Description of the task:
Can you reproduce the records below verbatim, beginning at the line that contains "1031, 762, 1115]" and stopping after the line that contains "1031, 1064, 1073]"?

=-=-=-=-=

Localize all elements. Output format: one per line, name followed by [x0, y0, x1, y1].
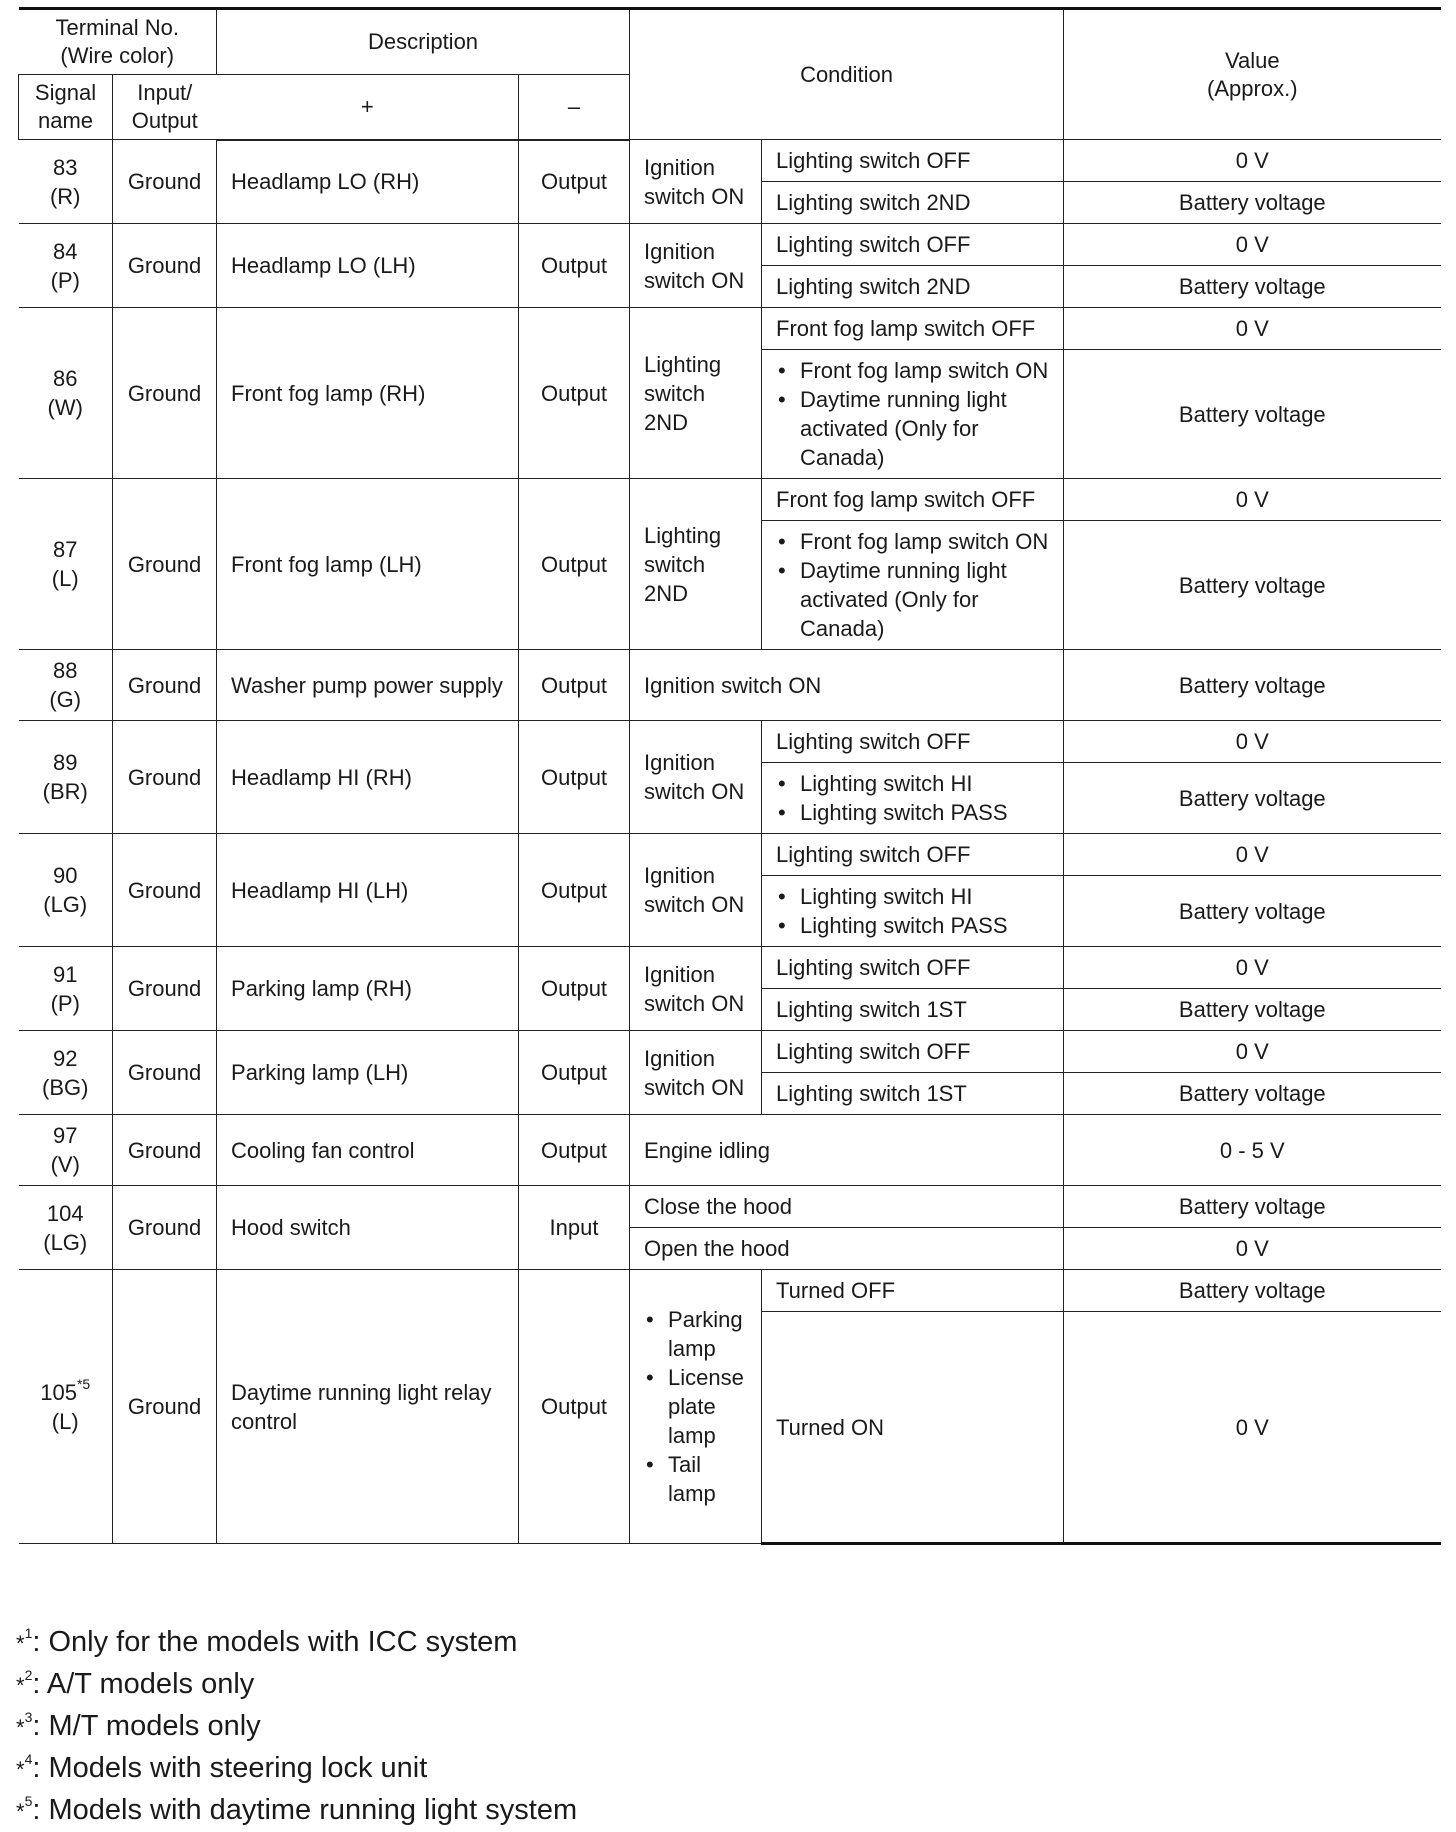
condition-cell: Ignition switch ON	[630, 1031, 762, 1115]
ground-cell: Ground	[113, 224, 217, 308]
footnote: *$^5$: Models with daytime running light system	[16, 1793, 578, 1826]
condition-cell: Ignition switch ON	[630, 721, 762, 834]
value-cell: 0 V	[1064, 834, 1441, 876]
condition-cell: Ignition switch ON	[630, 140, 762, 224]
subcondition-cell: Turned ON	[762, 1312, 1064, 1544]
table-row	[19, 721, 1441, 763]
header-io: Input/ Output	[113, 75, 217, 140]
table-row	[19, 308, 1441, 350]
bullet-item: • Parking lamp	[644, 1305, 747, 1363]
bullet-item: • Lighting switch HI	[776, 882, 1049, 911]
signal-cell: Headlamp LO (LH)	[217, 224, 519, 308]
value-cell: Battery voltage	[1064, 182, 1441, 224]
value-cell: Battery voltage	[1064, 763, 1441, 834]
value-cell: Battery voltage	[1064, 350, 1441, 479]
header-condition: Condition	[630, 9, 1064, 140]
condition-cell: Open the hood	[630, 1228, 1064, 1270]
table-row	[19, 1031, 1441, 1073]
subcondition-cell: Lighting switch OFF	[762, 721, 1064, 763]
subcondition-cell: Lighting switch OFF	[762, 834, 1064, 876]
value-cell: 0 V	[1064, 1031, 1441, 1073]
table-row	[19, 650, 1441, 721]
value-cell: Battery voltage	[1064, 876, 1441, 947]
subcondition-cell: Lighting switch OFF	[762, 1031, 1064, 1073]
value-cell: Battery voltage	[1064, 1270, 1441, 1312]
footnote: *$^4$: Models with steering lock unit	[16, 1751, 428, 1784]
signal-cell: Headlamp HI (RH)	[217, 721, 519, 834]
ground-cell: Ground	[113, 834, 217, 947]
value-cell: Battery voltage	[1064, 521, 1441, 650]
subcondition-cell	[762, 876, 1064, 947]
signal-cell: Front fog lamp (LH)	[217, 479, 519, 650]
subcondition-cell: Front fog lamp switch OFF	[762, 308, 1064, 350]
subcondition-cell: Lighting switch 2ND	[762, 182, 1064, 224]
ground-cell: Ground	[113, 308, 217, 479]
terminal-cell: 86 (W)	[19, 308, 113, 479]
condition-cell: Ignition switch ON	[630, 650, 1064, 721]
bullet-item: • Lighting switch HI	[776, 769, 1049, 798]
condition-cell: Ignition switch ON	[630, 947, 762, 1031]
value-cell: Battery voltage	[1064, 1186, 1441, 1228]
io-cell: Output	[519, 140, 630, 224]
condition-cell: Engine idling	[630, 1115, 1064, 1186]
subcondition-cell: Lighting switch 1ST	[762, 989, 1064, 1031]
signal-cell: Parking lamp (RH)	[217, 947, 519, 1031]
value-cell: 0 V	[1064, 479, 1441, 521]
table-row	[19, 1270, 1441, 1312]
bullet-item: • Daytime running light activated (Only for Canada)	[776, 556, 1049, 643]
value-cell: 0 V	[1064, 140, 1441, 182]
io-cell: Output	[519, 1031, 630, 1115]
bullet-item: • Lighting switch PASS	[776, 911, 1049, 940]
signal-cell: Front fog lamp (RH)	[217, 308, 519, 479]
condition-cell: Lighting switch 2ND	[630, 479, 762, 650]
terminal-cell: 88 (G)	[19, 650, 113, 721]
footnote-ref: *5	[76, 1376, 91, 1393]
value-cell: 0 V	[1064, 947, 1441, 989]
terminal-cell: 83 (R)	[19, 140, 113, 224]
subcondition-cell: Lighting switch OFF	[762, 947, 1064, 989]
io-cell: Output	[519, 947, 630, 1031]
io-cell: Output	[519, 1270, 630, 1544]
bullet-item: • Lighting switch PASS	[776, 798, 1049, 827]
table-row	[19, 224, 1441, 266]
header-plus: +	[217, 75, 519, 140]
bullet-item: • License plate lamp	[644, 1363, 747, 1450]
io-cell: Output	[519, 650, 630, 721]
terminal-cell: 92 (BG)	[19, 1031, 113, 1115]
condition-cell: Close the hood	[630, 1186, 1064, 1228]
terminal-cell: 90 (LG)	[19, 834, 113, 947]
table-row	[19, 834, 1441, 876]
bullet-item: • Front fog lamp switch ON	[776, 356, 1049, 385]
io-cell: Output	[519, 721, 630, 834]
table-row	[19, 1115, 1441, 1186]
ground-cell: Ground	[113, 650, 217, 721]
terminal-table	[18, 7, 1441, 1545]
io-cell: Output	[519, 479, 630, 650]
value-cell: 0 - 5 V	[1064, 1115, 1441, 1186]
signal-cell: Parking lamp (LH)	[217, 1031, 519, 1115]
io-cell: Output	[519, 224, 630, 308]
bullet-item: • Front fog lamp switch ON	[776, 527, 1049, 556]
header-signal-name: Signal name	[19, 75, 113, 140]
ground-cell: Ground	[113, 1270, 217, 1544]
table-row	[19, 479, 1441, 521]
io-cell: Input	[519, 1186, 630, 1270]
table-row	[19, 140, 1441, 182]
signal-cell: Washer pump power supply	[217, 650, 519, 721]
condition-cell	[630, 1270, 762, 1544]
header-value: Value (Approx.)	[1064, 9, 1441, 140]
subcondition-cell	[762, 763, 1064, 834]
value-cell: Battery voltage	[1064, 989, 1441, 1031]
condition-cell: Lighting switch 2ND	[630, 308, 762, 479]
io-cell: Output	[519, 1115, 630, 1186]
signal-cell: Headlamp HI (LH)	[217, 834, 519, 947]
signal-cell: Daytime running light relay control	[217, 1270, 519, 1544]
value-cell: 0 V	[1064, 308, 1441, 350]
signal-cell: Headlamp LO (RH)	[217, 140, 519, 224]
ground-cell: Ground	[113, 1186, 217, 1270]
io-cell: Output	[519, 834, 630, 947]
bullet-item: • Tail lamp	[644, 1450, 747, 1508]
terminal-cell: 104 (LG)	[19, 1186, 113, 1270]
header-description: Description	[217, 9, 630, 75]
subcondition-cell: Lighting switch 2ND	[762, 266, 1064, 308]
terminal-cell: 91 (P)	[19, 947, 113, 1031]
io-cell: Output	[519, 308, 630, 479]
signal-cell: Cooling fan control	[217, 1115, 519, 1186]
value-cell: 0 V	[1064, 224, 1441, 266]
ground-cell: Ground	[113, 721, 217, 834]
ground-cell: Ground	[113, 140, 217, 224]
table-row	[19, 1186, 1441, 1228]
value-cell: 0 V	[1064, 721, 1441, 763]
value-cell: 0 V	[1064, 1312, 1441, 1544]
subcondition-cell: Lighting switch OFF	[762, 224, 1064, 266]
footnote: *$^3$: M/T models only	[16, 1709, 261, 1742]
condition-cell: Ignition switch ON	[630, 224, 762, 308]
ground-cell: Ground	[113, 1115, 217, 1186]
ground-cell: Ground	[113, 1031, 217, 1115]
table-row	[19, 947, 1441, 989]
terminal-cell: 84 (P)	[19, 224, 113, 308]
signal-cell: Hood switch	[217, 1186, 519, 1270]
footnotes	[16, 1622, 577, 1832]
subcondition-cell	[762, 350, 1064, 479]
condition-cell: Ignition switch ON	[630, 834, 762, 947]
value-cell: Battery voltage	[1064, 650, 1441, 721]
terminal-cell: 97 (V)	[19, 1115, 113, 1186]
footnote: *$^2$: A/T models only	[16, 1667, 255, 1700]
subcondition-cell	[762, 521, 1064, 650]
terminal-cell: 89 (BR)	[19, 721, 113, 834]
header-minus: –	[519, 75, 630, 140]
value-cell: Battery voltage	[1064, 1073, 1441, 1115]
subcondition-cell: Turned OFF	[762, 1270, 1064, 1312]
terminal-cell: 105$^{*5}$ (L)	[19, 1270, 113, 1544]
subcondition-cell: Lighting switch 1ST	[762, 1073, 1064, 1115]
header-terminal: Terminal No. (Wire color)	[19, 9, 217, 75]
value-cell: 0 V	[1064, 1228, 1441, 1270]
subcondition-cell: Lighting switch OFF	[762, 140, 1064, 182]
footnote: *$^1$: Only for the models with ICC system	[16, 1625, 518, 1658]
subcondition-cell: Front fog lamp switch OFF	[762, 479, 1064, 521]
bullet-item: • Daytime running light activated (Only for Canada)	[776, 385, 1049, 472]
ground-cell: Ground	[113, 479, 217, 650]
terminal-cell: 87 (L)	[19, 479, 113, 650]
value-cell: Battery voltage	[1064, 266, 1441, 308]
ground-cell: Ground	[113, 947, 217, 1031]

=-=-=-=-=

Complete response:
condition-cell: Ignition switch ON	[630, 1031, 762, 1115]
ground-cell: Ground	[113, 224, 217, 308]
footnote: *$^5$: Models with daytime running light system	[16, 1793, 578, 1826]
condition-cell: Ignition switch ON	[630, 721, 762, 834]
value-cell: 0 V	[1064, 834, 1441, 876]
condition-cell: Ignition switch ON	[630, 140, 762, 224]
subcondition-cell: Turned ON	[762, 1312, 1064, 1544]
table-row	[19, 721, 1441, 763]
header-io: Input/ Output	[113, 75, 217, 140]
table-row	[19, 308, 1441, 350]
bullet-item: • Parking lamp	[644, 1305, 747, 1363]
bullet-item: • Lighting switch HI	[776, 882, 1049, 911]
signal-cell: Headlamp LO (LH)	[217, 224, 519, 308]
value-cell: Battery voltage	[1064, 182, 1441, 224]
value-cell: Battery voltage	[1064, 763, 1441, 834]
value-cell: Battery voltage	[1064, 350, 1441, 479]
header-condition: Condition	[630, 9, 1064, 140]
condition-cell: Open the hood	[630, 1228, 1064, 1270]
table-row	[19, 1031, 1441, 1073]
subcondition-cell: Lighting switch OFF	[762, 721, 1064, 763]
subcondition-cell: Lighting switch OFF	[762, 834, 1064, 876]
value-cell: 0 V	[1064, 1031, 1441, 1073]
table-row	[19, 650, 1441, 721]
value-cell: Battery voltage	[1064, 876, 1441, 947]
subcondition-cell: Lighting switch OFF	[762, 1031, 1064, 1073]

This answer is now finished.